**AUFGABENSTELLUNG:**
Mit wie viel Prozent gewann Calin Georgescu laut dem Text über die rumänische Präsidentschaftswahl den ersten Wahlgang?

**TEXT:**
****************
Überraschender GerichtsentscheidDarum muss Rumänien neu wählen
Das Verfassungsgericht hat kurz vor der Stichwahl den gesamten Wahlvorgang annulliert und einen Neustart angeordnet. Zuvor hatten mehrere Stellen von Manipulationen aus dem Ausland berichtet.
- Das Verfassungsgericht Rumäniens annullierte die gesamte Präsidentschaftswahl wegen Manipulationsvorwürfen.
- Calin Georgescu gewann den ersten Wahlgang mit 23 Prozent vor Elena Lasconi.
- Vermutungen über russische Einmischung führten zur Annullierung der Stichwahl am Sonntag.
- Ministerpräsident Ciolacu forderte umfassende Ermittlungen zur Aufklärung der Wahlmanipulationen.
****************
**BEREITGESTELLTE ANGABEN:**
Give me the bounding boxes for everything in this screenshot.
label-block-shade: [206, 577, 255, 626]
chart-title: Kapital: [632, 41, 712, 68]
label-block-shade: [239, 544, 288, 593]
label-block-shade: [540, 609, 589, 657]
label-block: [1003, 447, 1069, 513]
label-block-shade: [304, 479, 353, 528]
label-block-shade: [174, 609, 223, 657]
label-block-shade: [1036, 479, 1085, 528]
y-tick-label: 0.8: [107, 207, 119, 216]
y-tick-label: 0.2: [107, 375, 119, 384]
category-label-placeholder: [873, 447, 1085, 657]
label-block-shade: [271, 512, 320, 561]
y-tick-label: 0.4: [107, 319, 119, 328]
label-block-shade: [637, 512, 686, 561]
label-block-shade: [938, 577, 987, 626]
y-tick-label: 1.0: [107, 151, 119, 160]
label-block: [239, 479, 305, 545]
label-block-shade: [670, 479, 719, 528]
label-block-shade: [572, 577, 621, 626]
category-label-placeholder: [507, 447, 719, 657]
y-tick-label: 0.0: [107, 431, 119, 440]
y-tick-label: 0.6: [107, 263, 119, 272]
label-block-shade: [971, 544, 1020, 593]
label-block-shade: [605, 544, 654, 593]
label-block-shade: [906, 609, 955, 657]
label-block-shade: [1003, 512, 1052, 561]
****************
**LÖSUNG:**
Mit 23 Prozent.